THE REQUEST - Reproduce each of the following rows word for word, keeping every character and the original order.

_____

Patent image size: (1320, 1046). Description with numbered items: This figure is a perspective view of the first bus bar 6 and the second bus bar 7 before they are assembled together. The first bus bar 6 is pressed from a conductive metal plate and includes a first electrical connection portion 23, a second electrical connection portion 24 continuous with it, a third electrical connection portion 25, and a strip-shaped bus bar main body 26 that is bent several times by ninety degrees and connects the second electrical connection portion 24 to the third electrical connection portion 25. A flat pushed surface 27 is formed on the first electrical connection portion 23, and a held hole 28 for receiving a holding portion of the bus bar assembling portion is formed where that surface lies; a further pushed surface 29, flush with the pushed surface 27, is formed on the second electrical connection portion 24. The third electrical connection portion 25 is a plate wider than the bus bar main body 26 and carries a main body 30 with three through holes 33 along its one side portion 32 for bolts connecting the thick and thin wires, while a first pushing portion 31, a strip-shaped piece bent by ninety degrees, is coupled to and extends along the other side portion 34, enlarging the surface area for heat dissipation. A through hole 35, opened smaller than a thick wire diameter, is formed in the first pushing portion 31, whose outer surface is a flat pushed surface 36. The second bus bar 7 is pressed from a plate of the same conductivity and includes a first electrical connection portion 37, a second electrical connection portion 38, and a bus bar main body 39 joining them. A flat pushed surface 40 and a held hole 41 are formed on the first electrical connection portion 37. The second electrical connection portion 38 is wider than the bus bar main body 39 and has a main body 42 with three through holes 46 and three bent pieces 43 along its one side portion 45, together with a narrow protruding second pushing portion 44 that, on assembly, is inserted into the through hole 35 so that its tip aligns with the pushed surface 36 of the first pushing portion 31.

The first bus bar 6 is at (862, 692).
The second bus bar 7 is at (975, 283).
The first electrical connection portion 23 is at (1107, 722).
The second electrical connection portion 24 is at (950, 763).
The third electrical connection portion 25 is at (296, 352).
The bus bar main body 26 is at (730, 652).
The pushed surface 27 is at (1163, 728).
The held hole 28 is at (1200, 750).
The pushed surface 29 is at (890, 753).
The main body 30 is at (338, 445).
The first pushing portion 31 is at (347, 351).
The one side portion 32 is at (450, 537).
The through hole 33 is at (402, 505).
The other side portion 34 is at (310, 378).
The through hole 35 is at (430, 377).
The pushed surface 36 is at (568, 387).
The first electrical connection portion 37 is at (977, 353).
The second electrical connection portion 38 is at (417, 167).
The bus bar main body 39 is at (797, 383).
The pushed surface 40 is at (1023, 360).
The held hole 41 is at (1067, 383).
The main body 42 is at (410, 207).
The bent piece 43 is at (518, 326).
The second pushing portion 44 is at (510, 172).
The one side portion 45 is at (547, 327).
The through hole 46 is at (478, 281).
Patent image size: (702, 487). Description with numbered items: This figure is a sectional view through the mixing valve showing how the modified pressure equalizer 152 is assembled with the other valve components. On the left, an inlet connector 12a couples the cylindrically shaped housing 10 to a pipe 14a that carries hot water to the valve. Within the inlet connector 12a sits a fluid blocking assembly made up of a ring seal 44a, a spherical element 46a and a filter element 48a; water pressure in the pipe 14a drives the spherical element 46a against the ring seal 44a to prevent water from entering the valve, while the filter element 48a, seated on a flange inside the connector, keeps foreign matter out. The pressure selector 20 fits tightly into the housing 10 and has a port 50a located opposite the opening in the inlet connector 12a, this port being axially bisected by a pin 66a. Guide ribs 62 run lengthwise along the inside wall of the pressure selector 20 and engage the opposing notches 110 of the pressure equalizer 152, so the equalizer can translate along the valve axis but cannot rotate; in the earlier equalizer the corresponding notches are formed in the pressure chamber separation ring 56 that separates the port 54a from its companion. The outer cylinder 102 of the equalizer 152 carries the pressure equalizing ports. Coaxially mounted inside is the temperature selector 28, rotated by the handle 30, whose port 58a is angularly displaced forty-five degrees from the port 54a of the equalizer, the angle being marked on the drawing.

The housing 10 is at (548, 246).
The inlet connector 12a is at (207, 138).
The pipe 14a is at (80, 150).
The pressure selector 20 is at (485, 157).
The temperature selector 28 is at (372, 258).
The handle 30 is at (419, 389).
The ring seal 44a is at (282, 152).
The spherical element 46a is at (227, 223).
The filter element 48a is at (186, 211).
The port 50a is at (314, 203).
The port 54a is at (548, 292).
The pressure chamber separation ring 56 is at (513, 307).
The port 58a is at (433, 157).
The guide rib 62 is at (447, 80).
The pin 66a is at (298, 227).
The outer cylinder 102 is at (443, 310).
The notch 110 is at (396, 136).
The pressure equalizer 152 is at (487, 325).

_____

ANSWER BELOW -
Patent image size: (1320, 1046). Description with numbered items: This figure is a perspective view of the first bus bar 6 and the second bus bar 7 before they are assembled together. The first bus bar 6 is pressed from a conductive metal plate and includes a first electrical connection portion 23, a second electrical connection portion 24 continuous with it, a third electrical connection portion 25, and a strip-shaped bus bar main body 26 that is bent several times by ninety degrees and connects the second electrical connection portion 24 to the third electrical connection portion 25. A flat pushed surface 27 is formed on the first electrical connection portion 23, and a held hole 28 for receiving a holding portion of the bus bar assembling portion is formed where that surface lies; a further pushed surface 29, flush with the pushed surface 27, is formed on the second electrical connection portion 24. The third electrical connection portion 25 is a plate wider than the bus bar main body 26 and carries a main body 30 with three through holes 33 along its one side portion 32 for bolts connecting the thick and thin wires, while a first pushing portion 31, a strip-shaped piece bent by ninety degrees, is coupled to and extends along the other side portion 34, enlarging the surface area for heat dissipation. A through hole 35, opened smaller than a thick wire diameter, is formed in the first pushing portion 31, whose outer surface is a flat pushed surface 36. The second bus bar 7 is pressed from a plate of the same conductivity and includes a first electrical connection portion 37, a second electrical connection portion 38, and a bus bar main body 39 joining them. A flat pushed surface 40 and a held hole 41 are formed on the first electrical connection portion 37. The second electrical connection portion 38 is wider than the bus bar main body 39 and has a main body 42 with three through holes 46 and three bent pieces 43 along its one side portion 45, together with a narrow protruding second pushing portion 44 that, on assembly, is inserted into the through hole 35 so that its tip aligns with the pushed surface 36 of the first pushing portion 31.

The first bus bar 6 is at (862, 692).
The second bus bar 7 is at (975, 283).
The first electrical connection portion 23 is at (1107, 722).
The second electrical connection portion 24 is at (950, 763).
The third electrical connection portion 25 is at (296, 352).
The bus bar main body 26 is at (730, 652).
The pushed surface 27 is at (1163, 728).
The held hole 28 is at (1200, 750).
The pushed surface 29 is at (890, 753).
The main body 30 is at (338, 445).
The first pushing portion 31 is at (347, 351).
The one side portion 32 is at (450, 537).
The through hole 33 is at (402, 505).
The other side portion 34 is at (310, 378).
The through hole 35 is at (430, 377).
The pushed surface 36 is at (568, 387).
The first electrical connection portion 37 is at (977, 353).
The second electrical connection portion 38 is at (417, 167).
The bus bar main body 39 is at (797, 383).
The pushed surface 40 is at (1023, 360).
The held hole 41 is at (1067, 383).
The main body 42 is at (410, 207).
The bent piece 43 is at (518, 326).
The second pushing portion 44 is at (510, 172).
The one side portion 45 is at (547, 327).
The through hole 46 is at (478, 281).
Patent image size: (702, 487). Description with numbered items: This figure is a sectional view through the mixing valve showing how the modified pressure equalizer 152 is assembled with the other valve components. On the left, an inlet connector 12a couples the cylindrically shaped housing 10 to a pipe 14a that carries hot water to the valve. Within the inlet connector 12a sits a fluid blocking assembly made up of a ring seal 44a, a spherical element 46a and a filter element 48a; water pressure in the pipe 14a drives the spherical element 46a against the ring seal 44a to prevent water from entering the valve, while the filter element 48a, seated on a flange inside the connector, keeps foreign matter out. The pressure selector 20 fits tightly into the housing 10 and has a port 50a located opposite the opening in the inlet connector 12a, this port being axially bisected by a pin 66a. Guide ribs 62 run lengthwise along the inside wall of the pressure selector 20 and engage the opposing notches 110 of the pressure equalizer 152, so the equalizer can translate along the valve axis but cannot rotate; in the earlier equalizer the corresponding notches are formed in the pressure chamber separation ring 56 that separates the port 54a from its companion. The outer cylinder 102 of the equalizer 152 carries the pressure equalizing ports. Coaxially mounted inside is the temperature selector 28, rotated by the handle 30, whose port 58a is angularly displaced forty-five degrees from the port 54a of the equalizer, the angle being marked on the drawing.

The housing 10 is at (548, 246).
The inlet connector 12a is at (207, 138).
The pipe 14a is at (80, 150).
The pressure selector 20 is at (485, 157).
The temperature selector 28 is at (372, 258).
The handle 30 is at (419, 389).
The ring seal 44a is at (282, 152).
The spherical element 46a is at (227, 223).
The filter element 48a is at (186, 211).
The port 50a is at (314, 203).
The port 54a is at (548, 292).
The pressure chamber separation ring 56 is at (513, 307).
The port 58a is at (433, 157).
The guide rib 62 is at (447, 80).
The pin 66a is at (298, 227).
The outer cylinder 102 is at (443, 310).
The notch 110 is at (396, 136).
The pressure equalizer 152 is at (487, 325).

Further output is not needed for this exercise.